[start]
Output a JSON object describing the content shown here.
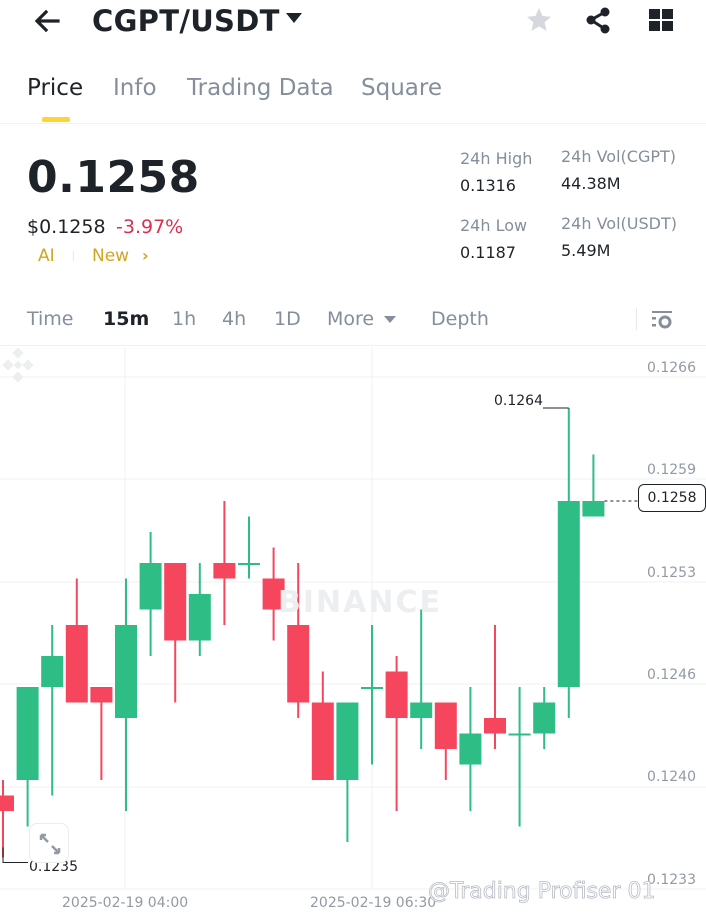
{
  "header": {
    "pair": "CGPT/USDT",
    "icons": [
      "back-arrow-icon",
      "caret-down-icon",
      "star-icon",
      "share-icon",
      "grid-icon"
    ]
  },
  "tabs": [
    {
      "label": "Price",
      "active": true
    },
    {
      "label": "Info",
      "active": false
    },
    {
      "label": "Trading Data",
      "active": false
    },
    {
      "label": "Square",
      "active": false
    }
  ],
  "ticker": {
    "last_price": "0.1258",
    "usd_price": "$0.1258",
    "change_pct": "-3.97%",
    "ai_tag": "AI",
    "new_tag": "New",
    "new_chevron": "›"
  },
  "stats": {
    "high_label": "24h High",
    "high_value": "0.1316",
    "low_label": "24h Low",
    "low_value": "0.1187",
    "vol_base_label": "24h Vol(CGPT)",
    "vol_base_value": "44.38M",
    "vol_quote_label": "24h Vol(USDT)",
    "vol_quote_value": "5.49M"
  },
  "intervals": {
    "items": [
      "Time",
      "15m",
      "1h",
      "4h",
      "1D",
      "More",
      "Depth"
    ],
    "active": "15m"
  },
  "colors": {
    "up": "#2ebd85",
    "down": "#f6465d",
    "accent": "#fcd535",
    "change_negative": "#d9304e"
  },
  "chart": {
    "watermark": "BINANCE",
    "credit": "@Trading Profiser 01",
    "high_marker": "0.1264",
    "low_marker": "0.1235",
    "current_price_tag": "0.1258"
  },
  "chart_data": {
    "type": "candlestick",
    "title": "CGPT/USDT 15m",
    "interval": "15m",
    "y_ticks": [
      "0.1266",
      "0.1259",
      "0.1253",
      "0.1246",
      "0.1240",
      "0.1233"
    ],
    "x_ticks": [
      "2025-02-19 04:00",
      "2025-02-19 06:30"
    ],
    "ylim": [
      0.1232,
      0.1267
    ],
    "grid": true,
    "annotations": {
      "high": 0.1264,
      "low": 0.1235,
      "last": 0.1258
    },
    "candles": [
      {
        "o": 0.1239,
        "h": 0.124,
        "l": 0.1235,
        "c": 0.1238
      },
      {
        "o": 0.124,
        "h": 0.1246,
        "l": 0.1237,
        "c": 0.1246
      },
      {
        "o": 0.1246,
        "h": 0.125,
        "l": 0.1239,
        "c": 0.1248
      },
      {
        "o": 0.125,
        "h": 0.1253,
        "l": 0.1245,
        "c": 0.1245
      },
      {
        "o": 0.1246,
        "h": 0.1246,
        "l": 0.124,
        "c": 0.1245
      },
      {
        "o": 0.1244,
        "h": 0.1253,
        "l": 0.1238,
        "c": 0.125
      },
      {
        "o": 0.1251,
        "h": 0.1256,
        "l": 0.1248,
        "c": 0.1254
      },
      {
        "o": 0.1254,
        "h": 0.1254,
        "l": 0.1245,
        "c": 0.1249
      },
      {
        "o": 0.1249,
        "h": 0.1254,
        "l": 0.1248,
        "c": 0.1252
      },
      {
        "o": 0.1254,
        "h": 0.1258,
        "l": 0.125,
        "c": 0.1253
      },
      {
        "o": 0.1254,
        "h": 0.1257,
        "l": 0.1253,
        "c": 0.1254
      },
      {
        "o": 0.1253,
        "h": 0.1255,
        "l": 0.1249,
        "c": 0.1251
      },
      {
        "o": 0.125,
        "h": 0.1254,
        "l": 0.1244,
        "c": 0.1245
      },
      {
        "o": 0.1245,
        "h": 0.1247,
        "l": 0.124,
        "c": 0.124
      },
      {
        "o": 0.124,
        "h": 0.1245,
        "l": 0.1236,
        "c": 0.1245
      },
      {
        "o": 0.1246,
        "h": 0.125,
        "l": 0.1241,
        "c": 0.1246
      },
      {
        "o": 0.1247,
        "h": 0.1248,
        "l": 0.1238,
        "c": 0.1244
      },
      {
        "o": 0.1244,
        "h": 0.1251,
        "l": 0.1242,
        "c": 0.1245
      },
      {
        "o": 0.1245,
        "h": 0.1245,
        "l": 0.124,
        "c": 0.1242
      },
      {
        "o": 0.1241,
        "h": 0.1246,
        "l": 0.1238,
        "c": 0.1243
      },
      {
        "o": 0.1244,
        "h": 0.125,
        "l": 0.1242,
        "c": 0.1243
      },
      {
        "o": 0.1243,
        "h": 0.1246,
        "l": 0.1237,
        "c": 0.1243
      },
      {
        "o": 0.1243,
        "h": 0.1246,
        "l": 0.1242,
        "c": 0.1245
      },
      {
        "o": 0.1246,
        "h": 0.1264,
        "l": 0.1244,
        "c": 0.1258
      },
      {
        "o": 0.1257,
        "h": 0.1261,
        "l": 0.1257,
        "c": 0.1258
      }
    ]
  }
}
[end]
## What the task requires
Skip the pictures and print each record exactly as it stands.

## Complete answer
Output a JSON object describing the content shown here.
{
  "header": {
    "pair": "CGPT/USDT",
    "icons": [
      "back-arrow-icon",
      "caret-down-icon",
      "star-icon",
      "share-icon",
      "grid-icon"
    ]
  },
  "tabs": [
    {
      "label": "Price",
      "active": true
    },
    {
      "label": "Info",
      "active": false
    },
    {
      "label": "Trading Data",
      "active": false
    },
    {
      "label": "Square",
      "active": false
    }
  ],
  "ticker": {
    "last_price": "0.1258",
    "usd_price": "$0.1258",
    "change_pct": "-3.97%",
    "ai_tag": "AI",
    "new_tag": "New",
    "new_chevron": "›"
  },
  "stats": {
    "high_label": "24h High",
    "high_value": "0.1316",
    "low_label": "24h Low",
    "low_value": "0.1187",
    "vol_base_label": "24h Vol(CGPT)",
    "vol_base_value": "44.38M",
    "vol_quote_label": "24h Vol(USDT)",
    "vol_quote_value": "5.49M"
  },
  "intervals": {
    "items": [
      "Time",
      "15m",
      "1h",
      "4h",
      "1D",
      "More",
      "Depth"
    ],
    "active": "15m"
  },
  "colors": {
    "up": "#2ebd85",
    "down": "#f6465d",
    "accent": "#fcd535",
    "change_negative": "#d9304e"
  },
  "chart": {
    "watermark": "BINANCE",
    "credit": "@Trading Profiser 01",
    "high_marker": "0.1264",
    "low_marker": "0.1235",
    "current_price_tag": "0.1258"
  },
  "chart_data": {
    "type": "candlestick",
    "title": "CGPT/USDT 15m",
    "interval": "15m",
    "y_ticks": [
      "0.1266",
      "0.1259",
      "0.1253",
      "0.1246",
      "0.1240",
      "0.1233"
    ],
    "x_ticks": [
      "2025-02-19 04:00",
      "2025-02-19 06:30"
    ],
    "ylim": [
      0.1232,
      0.1267
    ],
    "grid": true,
    "annotations": {
      "high": 0.1264,
      "low": 0.1235,
      "last": 0.1258
    },
    "candles": [
      {
        "o": 0.1239,
        "h": 0.124,
        "l": 0.1235,
        "c": 0.1238
      },
      {
        "o": 0.124,
        "h": 0.1246,
        "l": 0.1237,
        "c": 0.1246
      },
      {
        "o": 0.1246,
        "h": 0.125,
        "l": 0.1239,
        "c": 0.1248
      },
      {
        "o": 0.125,
        "h": 0.1253,
        "l": 0.1245,
        "c": 0.1245
      },
      {
        "o": 0.1246,
        "h": 0.1246,
        "l": 0.124,
        "c": 0.1245
      },
      {
        "o": 0.1244,
        "h": 0.1253,
        "l": 0.1238,
        "c": 0.125
      },
      {
        "o": 0.1251,
        "h": 0.1256,
        "l": 0.1248,
        "c": 0.1254
      },
      {
        "o": 0.1254,
        "h": 0.1254,
        "l": 0.1245,
        "c": 0.1249
      },
      {
        "o": 0.1249,
        "h": 0.1254,
        "l": 0.1248,
        "c": 0.1252
      },
      {
        "o": 0.1254,
        "h": 0.1258,
        "l": 0.125,
        "c": 0.1253
      },
      {
        "o": 0.1254,
        "h": 0.1257,
        "l": 0.1253,
        "c": 0.1254
      },
      {
        "o": 0.1253,
        "h": 0.1255,
        "l": 0.1249,
        "c": 0.1251
      },
      {
        "o": 0.125,
        "h": 0.1254,
        "l": 0.1244,
        "c": 0.1245
      },
      {
        "o": 0.1245,
        "h": 0.1247,
        "l": 0.124,
        "c": 0.124
      },
      {
        "o": 0.124,
        "h": 0.1245,
        "l": 0.1236,
        "c": 0.1245
      },
      {
        "o": 0.1246,
        "h": 0.125,
        "l": 0.1241,
        "c": 0.1246
      },
      {
        "o": 0.1247,
        "h": 0.1248,
        "l": 0.1238,
        "c": 0.1244
      },
      {
        "o": 0.1244,
        "h": 0.1251,
        "l": 0.1242,
        "c": 0.1245
      },
      {
        "o": 0.1245,
        "h": 0.1245,
        "l": 0.124,
        "c": 0.1242
      },
      {
        "o": 0.1241,
        "h": 0.1246,
        "l": 0.1238,
        "c": 0.1243
      },
      {
        "o": 0.1244,
        "h": 0.125,
        "l": 0.1242,
        "c": 0.1243
      },
      {
        "o": 0.1243,
        "h": 0.1246,
        "l": 0.1237,
        "c": 0.1243
      },
      {
        "o": 0.1243,
        "h": 0.1246,
        "l": 0.1242,
        "c": 0.1245
      },
      {
        "o": 0.1246,
        "h": 0.1264,
        "l": 0.1244,
        "c": 0.1258
      },
      {
        "o": 0.1257,
        "h": 0.1261,
        "l": 0.1257,
        "c": 0.1258
      }
    ]
  }
}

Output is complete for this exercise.